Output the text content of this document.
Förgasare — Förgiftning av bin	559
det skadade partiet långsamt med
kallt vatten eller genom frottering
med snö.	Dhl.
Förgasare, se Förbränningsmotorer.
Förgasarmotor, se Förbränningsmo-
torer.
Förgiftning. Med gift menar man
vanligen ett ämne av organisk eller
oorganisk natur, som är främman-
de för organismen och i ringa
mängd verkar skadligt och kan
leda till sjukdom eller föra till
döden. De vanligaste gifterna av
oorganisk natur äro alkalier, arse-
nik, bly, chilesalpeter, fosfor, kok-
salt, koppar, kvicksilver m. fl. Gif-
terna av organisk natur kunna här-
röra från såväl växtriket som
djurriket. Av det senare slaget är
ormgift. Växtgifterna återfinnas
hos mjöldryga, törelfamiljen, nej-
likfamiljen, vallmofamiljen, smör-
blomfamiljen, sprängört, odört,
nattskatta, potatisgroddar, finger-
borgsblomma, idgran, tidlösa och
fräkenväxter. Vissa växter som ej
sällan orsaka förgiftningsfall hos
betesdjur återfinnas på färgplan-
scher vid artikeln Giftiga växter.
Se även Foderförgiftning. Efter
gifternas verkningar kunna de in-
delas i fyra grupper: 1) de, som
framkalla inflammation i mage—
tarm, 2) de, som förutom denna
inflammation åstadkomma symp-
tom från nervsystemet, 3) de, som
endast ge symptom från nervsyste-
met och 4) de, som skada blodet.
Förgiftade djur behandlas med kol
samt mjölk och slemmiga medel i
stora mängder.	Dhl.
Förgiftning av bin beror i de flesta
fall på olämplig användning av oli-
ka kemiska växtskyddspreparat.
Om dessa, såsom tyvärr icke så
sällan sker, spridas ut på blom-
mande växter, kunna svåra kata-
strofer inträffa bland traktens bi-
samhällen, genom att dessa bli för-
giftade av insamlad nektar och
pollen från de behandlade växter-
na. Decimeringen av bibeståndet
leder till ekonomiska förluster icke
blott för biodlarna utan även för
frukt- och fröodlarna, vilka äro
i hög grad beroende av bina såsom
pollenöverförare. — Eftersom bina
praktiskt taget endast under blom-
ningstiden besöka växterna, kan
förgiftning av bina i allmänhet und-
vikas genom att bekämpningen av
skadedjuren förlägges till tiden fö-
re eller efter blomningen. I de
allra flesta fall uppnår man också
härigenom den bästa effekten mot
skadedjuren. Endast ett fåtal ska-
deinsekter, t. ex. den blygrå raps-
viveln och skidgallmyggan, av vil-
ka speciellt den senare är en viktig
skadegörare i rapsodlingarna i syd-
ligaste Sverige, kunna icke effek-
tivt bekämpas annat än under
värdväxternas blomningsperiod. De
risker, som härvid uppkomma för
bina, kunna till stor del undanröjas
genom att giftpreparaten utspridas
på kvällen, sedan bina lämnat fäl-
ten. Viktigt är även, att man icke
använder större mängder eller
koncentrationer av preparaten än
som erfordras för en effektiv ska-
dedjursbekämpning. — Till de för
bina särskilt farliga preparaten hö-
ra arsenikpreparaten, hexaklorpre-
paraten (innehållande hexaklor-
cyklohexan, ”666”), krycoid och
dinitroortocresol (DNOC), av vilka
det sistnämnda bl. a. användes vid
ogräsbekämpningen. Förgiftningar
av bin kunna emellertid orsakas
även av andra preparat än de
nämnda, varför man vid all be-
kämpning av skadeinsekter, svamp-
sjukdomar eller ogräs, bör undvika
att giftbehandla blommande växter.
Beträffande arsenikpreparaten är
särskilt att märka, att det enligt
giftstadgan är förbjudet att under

> [Requirement]: Nothing in the records may change; write them out again in full.

> [Completed task]:
Output the text content of this document.
Förgasare — Förgiftning av bin	559
det skadade partiet långsamt med
kallt vatten eller genom frottering
med snö.	Dhl.
Förgasare, se Förbränningsmotorer.
Förgasarmotor, se Förbränningsmo-
torer.
Förgiftning. Med gift menar man
vanligen ett ämne av organisk eller
oorganisk natur, som är främman-
de för organismen och i ringa
mängd verkar skadligt och kan
leda till sjukdom eller föra till
döden. De vanligaste gifterna av
oorganisk natur äro alkalier, arse-
nik, bly, chilesalpeter, fosfor, kok-
salt, koppar, kvicksilver m. fl. Gif-
terna av organisk natur kunna här-
röra från såväl växtriket som
djurriket. Av det senare slaget är
ormgift. Växtgifterna återfinnas
hos mjöldryga, törelfamiljen, nej-
likfamiljen, vallmofamiljen, smör-
blomfamiljen, sprängört, odört,
nattskatta, potatisgroddar, finger-
borgsblomma, idgran, tidlösa och
fräkenväxter. Vissa växter som ej
sällan orsaka förgiftningsfall hos
betesdjur återfinnas på färgplan-
scher vid artikeln Giftiga växter.
Se även Foderförgiftning. Efter
gifternas verkningar kunna de in-
delas i fyra grupper: 1) de, som
framkalla inflammation i mage—
tarm, 2) de, som förutom denna
inflammation åstadkomma symp-
tom från nervsystemet, 3) de, som
endast ge symptom från nervsyste-
met och 4) de, som skada blodet.
Förgiftade djur behandlas med kol
samt mjölk och slemmiga medel i
stora mängder.	Dhl.
Förgiftning av bin beror i de flesta
fall på olämplig användning av oli-
ka kemiska växtskyddspreparat.
Om dessa, såsom tyvärr icke så
sällan sker, spridas ut på blom-
mande växter, kunna svåra kata-
strofer inträffa bland traktens bi-
samhällen, genom att dessa bli för-
giftade av insamlad nektar och
pollen från de behandlade växter-
na. Decimeringen av bibeståndet
leder till ekonomiska förluster icke
blott för biodlarna utan även för
frukt- och fröodlarna, vilka äro
i hög grad beroende av bina såsom
pollenöverförare. — Eftersom bina
praktiskt taget endast under blom-
ningstiden besöka växterna, kan
förgiftning av bina i allmänhet und-
vikas genom att bekämpningen av
skadedjuren förlägges till tiden fö-
re eller efter blomningen. I de
allra flesta fall uppnår man också
härigenom den bästa effekten mot
skadedjuren. Endast ett fåtal ska-
deinsekter, t. ex. den blygrå raps-
viveln och skidgallmyggan, av vil-
ka speciellt den senare är en viktig
skadegörare i rapsodlingarna i syd-
ligaste Sverige, kunna icke effek-
tivt bekämpas annat än under
värdväxternas blomningsperiod. De
risker, som härvid uppkomma för
bina, kunna till stor del undanröjas
genom att giftpreparaten utspridas
på kvällen, sedan bina lämnat fäl-
ten. Viktigt är även, att man icke
använder större mängder eller
koncentrationer av preparaten än
som erfordras för en effektiv ska-
dedjursbekämpning. — Till de för
bina särskilt farliga preparaten hö-
ra arsenikpreparaten, hexaklorpre-
paraten (innehållande hexaklor-
cyklohexan, ”666”), krycoid och
dinitroortocresol (DNOC), av vilka
det sistnämnda bl. a. användes vid
ogräsbekämpningen. Förgiftningar
av bin kunna emellertid orsakas
även av andra preparat än de
nämnda, varför man vid all be-
kämpning av skadeinsekter, svamp-
sjukdomar eller ogräs, bör undvika
att giftbehandla blommande växter.
Beträffande arsenikpreparaten är
särskilt att märka, att det enligt
giftstadgan är förbjudet att under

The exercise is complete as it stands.